Goal of the exercise —
Strip the pictures and reproduce the rest of the listing exactly.

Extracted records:
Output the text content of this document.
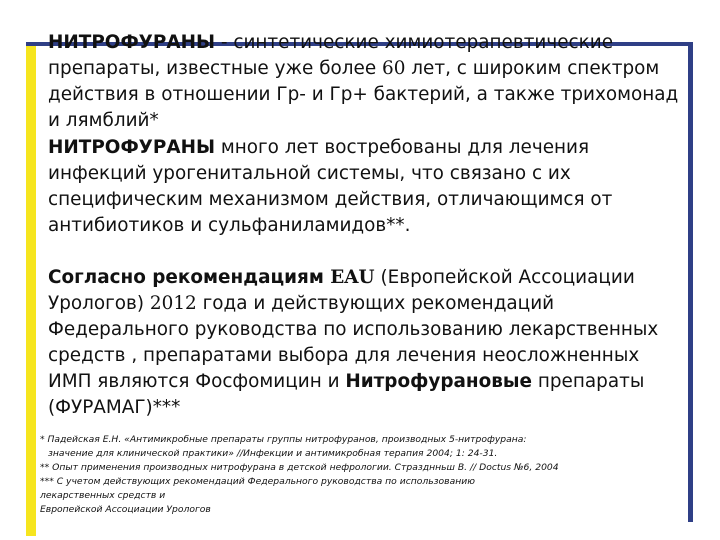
НИТРОФУРАНЫ - синтетические химиотерапевтические препараты, известные уже более 60 лет, с широким спектром действия в отношении Гр- и Гр+ бактерий, а также трихомонад и лямблий*

НИТРОФУРАНЫ много лет востребованы для лечения инфекций урогенитальной системы, что связано с их специфическим механизмом действия, отличающимся от антибиотиков и сульфаниламидов**.

Согласно рекомендациям EAU (Европейской Ассоциации Урологов) 2012 года и действующих рекомендаций Федерального руководства по использованию лекарственных средств , препаратами выбора для лечения неосложненных ИМП являются Фосфомицин и Нитрофурановые препараты (ФУРАМАГ)***

* Падейская Е.Н. «Антимикробные препараты группы нитрофуранов, производных 5-нитрофурана:
значение для клинической практики» //Инфекции и антимикробная терапия 2004; 1: 24-31.
** Опыт применения производных нитрофурана в детской нефрологии. Стразднньш В. // Doctus №6, 2004
*** С учетом действующих рекомендаций Федерального руководства по использованию
лекарственных средств и
Европейской Ассоциации Урологов
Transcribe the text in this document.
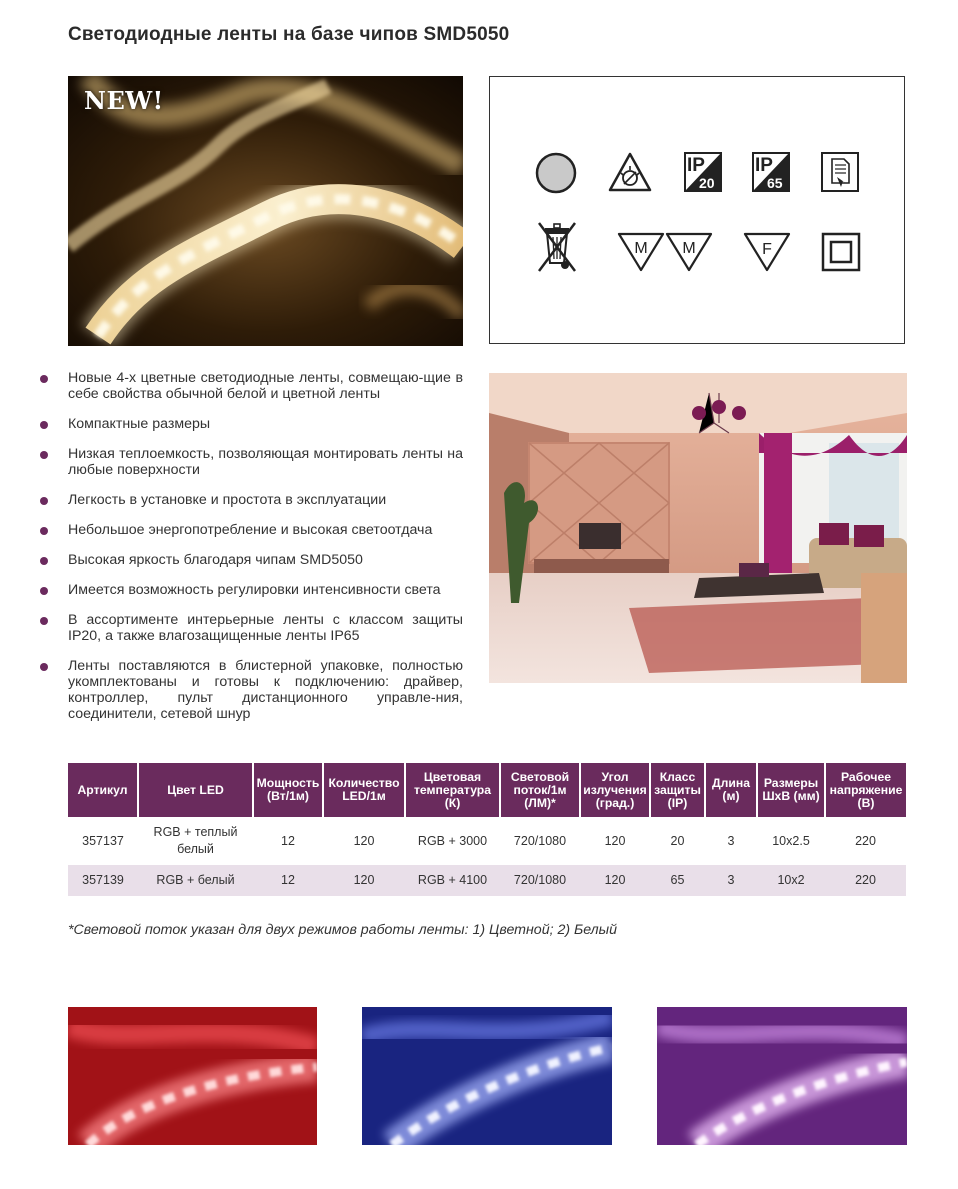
Светодиодные ленты на базе чипов SMD5050
NEW!
IP
20
IP
65
M M	F
Новые 4-х цветные светодиодные ленты, совмещаю-щие в себе свойства обычной белой и цветной ленты
Компактные размеры
Низкая теплоемкость, позволяющая монтировать ленты на любые поверхности
Легкость в установке и простота в эксплуатации
Небольшое энергопотребление и высокая светоотдача
Высокая яркость благодаря чипам SMD5050
Имеется возможность регулировки интенсивности света
В ассортименте интерьерные ленты с классом защиты IP20, а также влагозащищенные ленты IP65
Ленты поставляются в блистерной упаковке, полностью укомплектованы и готовы к подключению: драйвер, контроллер, пульт дистанционного управле-ния, соединители, сетевой шнур
Артикул	Цвет LED	Мощность (Вт/1м)	Количество LED/1м	Цветовая температура (К)	Световой поток/1м (ЛМ)*	Угол излучения (град.)	Класс защиты (IP)	Длина (м)	Размеры ШxВ (мм)	Рабочее напряжение (В)
357137	RGB + теплый белый	12	120	RGB + 3000	720/1080	120	20	3	10x2.5	220
357139	RGB + белый	12	120	RGB + 4100	720/1080	120	65	3	10x2	220
*Световой поток указан для двух режимов работы ленты: 1) Цветной; 2) Белый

Exercise output —
Output the text content of this document.
НИТРОФУРАНЫ - синтетические химиотерапевтические препараты, известные уже более 60 лет, с широким спектром действия в отношении Гр- и Гр+ бактерий, а также трихомонад и лямблий*

НИТРОФУРАНЫ много лет востребованы для лечения инфекций урогенитальной системы, что связано с их специфическим механизмом действия, отличающимся от антибиотиков и сульфаниламидов**.

Согласно рекомендациям EAU (Европейской Ассоциации Урологов) 2012 года и действующих рекомендаций Федерального руководства по использованию лекарственных средств , препаратами выбора для лечения неосложненных ИМП являются Фосфомицин и Нитрофурановые препараты (ФУРАМАГ)***

* Падейская Е.Н. «Антимикробные препараты группы нитрофуранов, производных 5-нитрофурана:
значение для клинической практики» //Инфекции и антимикробная терапия 2004; 1: 24-31.
** Опыт применения производных нитрофурана в детской нефрологии. Стразднньш В. // Doctus №6, 2004
*** С учетом действующих рекомендаций Федерального руководства по использованию
лекарственных средств и
Европейской Ассоциации Урологов
Transcribe the text in this document.
Светодиодные ленты на базе чипов SMD5050
NEW!
IP
20
IP
65
M M	F
Новые 4-х цветные светодиодные ленты, совмещаю-щие в себе свойства обычной белой и цветной ленты
Компактные размеры
Низкая теплоемкость, позволяющая монтировать ленты на любые поверхности
Легкость в установке и простота в эксплуатации
Небольшое энергопотребление и высокая светоотдача
Высокая яркость благодаря чипам SMD5050
Имеется возможность регулировки интенсивности света
В ассортименте интерьерные ленты с классом защиты IP20, а также влагозащищенные ленты IP65
Ленты поставляются в блистерной упаковке, полностью укомплектованы и готовы к подключению: драйвер, контроллер, пульт дистанционного управле-ния, соединители, сетевой шнур
Артикул	Цвет LED	Мощность (Вт/1м)	Количество LED/1м	Цветовая температура (К)	Световой поток/1м (ЛМ)*	Угол излучения (град.)	Класс защиты (IP)	Длина (м)	Размеры ШxВ (мм)	Рабочее напряжение (В)
357137	RGB + теплый белый	12	120	RGB + 3000	720/1080	120	20	3	10x2.5	220
357139	RGB + белый	12	120	RGB + 4100	720/1080	120	65	3	10x2	220
*Световой поток указан для двух режимов работы ленты: 1) Цветной; 2) Белый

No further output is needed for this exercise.